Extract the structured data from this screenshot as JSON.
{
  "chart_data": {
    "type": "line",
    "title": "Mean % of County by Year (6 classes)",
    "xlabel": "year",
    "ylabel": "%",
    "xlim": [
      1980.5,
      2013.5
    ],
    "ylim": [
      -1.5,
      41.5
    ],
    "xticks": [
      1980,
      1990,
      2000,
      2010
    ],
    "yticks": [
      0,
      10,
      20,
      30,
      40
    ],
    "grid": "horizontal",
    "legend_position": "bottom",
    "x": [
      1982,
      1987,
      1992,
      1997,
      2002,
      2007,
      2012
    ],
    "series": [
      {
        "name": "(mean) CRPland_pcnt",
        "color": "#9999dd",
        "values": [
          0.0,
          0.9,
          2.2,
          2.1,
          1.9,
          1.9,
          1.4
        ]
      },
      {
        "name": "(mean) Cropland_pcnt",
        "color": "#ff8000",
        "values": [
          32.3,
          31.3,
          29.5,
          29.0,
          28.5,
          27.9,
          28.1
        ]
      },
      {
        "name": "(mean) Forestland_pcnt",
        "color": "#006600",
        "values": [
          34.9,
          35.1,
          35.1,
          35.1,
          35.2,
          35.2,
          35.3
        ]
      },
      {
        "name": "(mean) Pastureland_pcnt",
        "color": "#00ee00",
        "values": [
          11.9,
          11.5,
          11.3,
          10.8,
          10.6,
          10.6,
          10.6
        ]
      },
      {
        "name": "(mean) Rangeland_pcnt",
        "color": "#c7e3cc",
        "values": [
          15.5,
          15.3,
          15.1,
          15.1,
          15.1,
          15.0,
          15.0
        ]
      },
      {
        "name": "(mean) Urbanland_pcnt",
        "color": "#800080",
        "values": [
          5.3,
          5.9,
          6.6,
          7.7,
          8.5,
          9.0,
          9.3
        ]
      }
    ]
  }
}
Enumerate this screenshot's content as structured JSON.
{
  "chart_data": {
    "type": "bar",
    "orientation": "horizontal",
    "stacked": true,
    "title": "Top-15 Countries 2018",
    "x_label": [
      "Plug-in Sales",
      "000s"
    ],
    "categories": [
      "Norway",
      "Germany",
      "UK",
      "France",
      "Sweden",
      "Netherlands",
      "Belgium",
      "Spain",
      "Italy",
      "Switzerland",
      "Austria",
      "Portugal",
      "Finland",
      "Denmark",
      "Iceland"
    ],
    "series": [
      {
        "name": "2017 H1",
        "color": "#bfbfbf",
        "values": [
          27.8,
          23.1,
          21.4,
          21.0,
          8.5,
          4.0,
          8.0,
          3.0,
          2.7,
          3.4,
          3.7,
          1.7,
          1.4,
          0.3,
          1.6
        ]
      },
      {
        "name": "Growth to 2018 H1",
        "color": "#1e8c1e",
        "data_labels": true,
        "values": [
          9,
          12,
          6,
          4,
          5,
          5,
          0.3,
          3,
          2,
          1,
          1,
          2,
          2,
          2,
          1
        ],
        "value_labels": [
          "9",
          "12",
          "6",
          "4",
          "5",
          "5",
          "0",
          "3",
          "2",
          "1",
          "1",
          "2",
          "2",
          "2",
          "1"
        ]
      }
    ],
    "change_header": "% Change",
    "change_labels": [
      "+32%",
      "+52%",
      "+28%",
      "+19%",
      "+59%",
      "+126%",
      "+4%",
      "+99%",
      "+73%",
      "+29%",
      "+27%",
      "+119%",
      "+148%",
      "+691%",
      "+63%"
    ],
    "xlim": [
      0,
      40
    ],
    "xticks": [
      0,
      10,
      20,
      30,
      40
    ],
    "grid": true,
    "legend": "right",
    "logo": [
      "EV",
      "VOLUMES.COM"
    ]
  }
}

-- Written instruction --
Give all the entries again exactly; leave none out.

-- Completed task --
Extract the structured data from this screenshot as JSON.
{
  "chart_data": {
    "type": "line",
    "title": "Mean % of County by Year (6 classes)",
    "xlabel": "year",
    "ylabel": "%",
    "xlim": [
      1980.5,
      2013.5
    ],
    "ylim": [
      -1.5,
      41.5
    ],
    "xticks": [
      1980,
      1990,
      2000,
      2010
    ],
    "yticks": [
      0,
      10,
      20,
      30,
      40
    ],
    "grid": "horizontal",
    "legend_position": "bottom",
    "x": [
      1982,
      1987,
      1992,
      1997,
      2002,
      2007,
      2012
    ],
    "series": [
      {
        "name": "(mean) CRPland_pcnt",
        "color": "#9999dd",
        "values": [
          0.0,
          0.9,
          2.2,
          2.1,
          1.9,
          1.9,
          1.4
        ]
      },
      {
        "name": "(mean) Cropland_pcnt",
        "color": "#ff8000",
        "values": [
          32.3,
          31.3,
          29.5,
          29.0,
          28.5,
          27.9,
          28.1
        ]
      },
      {
        "name": "(mean) Forestland_pcnt",
        "color": "#006600",
        "values": [
          34.9,
          35.1,
          35.1,
          35.1,
          35.2,
          35.2,
          35.3
        ]
      },
      {
        "name": "(mean) Pastureland_pcnt",
        "color": "#00ee00",
        "values": [
          11.9,
          11.5,
          11.3,
          10.8,
          10.6,
          10.6,
          10.6
        ]
      },
      {
        "name": "(mean) Rangeland_pcnt",
        "color": "#c7e3cc",
        "values": [
          15.5,
          15.3,
          15.1,
          15.1,
          15.1,
          15.0,
          15.0
        ]
      },
      {
        "name": "(mean) Urbanland_pcnt",
        "color": "#800080",
        "values": [
          5.3,
          5.9,
          6.6,
          7.7,
          8.5,
          9.0,
          9.3
        ]
      }
    ]
  }
}
Enumerate this screenshot's content as structured JSON.
{
  "chart_data": {
    "type": "bar",
    "orientation": "horizontal",
    "stacked": true,
    "title": "Top-15 Countries 2018",
    "x_label": [
      "Plug-in Sales",
      "000s"
    ],
    "categories": [
      "Norway",
      "Germany",
      "UK",
      "France",
      "Sweden",
      "Netherlands",
      "Belgium",
      "Spain",
      "Italy",
      "Switzerland",
      "Austria",
      "Portugal",
      "Finland",
      "Denmark",
      "Iceland"
    ],
    "series": [
      {
        "name": "2017 H1",
        "color": "#bfbfbf",
        "values": [
          27.8,
          23.1,
          21.4,
          21.0,
          8.5,
          4.0,
          8.0,
          3.0,
          2.7,
          3.4,
          3.7,
          1.7,
          1.4,
          0.3,
          1.6
        ]
      },
      {
        "name": "Growth to 2018 H1",
        "color": "#1e8c1e",
        "data_labels": true,
        "values": [
          9,
          12,
          6,
          4,
          5,
          5,
          0.3,
          3,
          2,
          1,
          1,
          2,
          2,
          2,
          1
        ],
        "value_labels": [
          "9",
          "12",
          "6",
          "4",
          "5",
          "5",
          "0",
          "3",
          "2",
          "1",
          "1",
          "2",
          "2",
          "2",
          "1"
        ]
      }
    ],
    "change_header": "% Change",
    "change_labels": [
      "+32%",
      "+52%",
      "+28%",
      "+19%",
      "+59%",
      "+126%",
      "+4%",
      "+99%",
      "+73%",
      "+29%",
      "+27%",
      "+119%",
      "+148%",
      "+691%",
      "+63%"
    ],
    "xlim": [
      0,
      40
    ],
    "xticks": [
      0,
      10,
      20,
      30,
      40
    ],
    "grid": true,
    "legend": "right",
    "logo": [
      "EV",
      "VOLUMES.COM"
    ]
  }
}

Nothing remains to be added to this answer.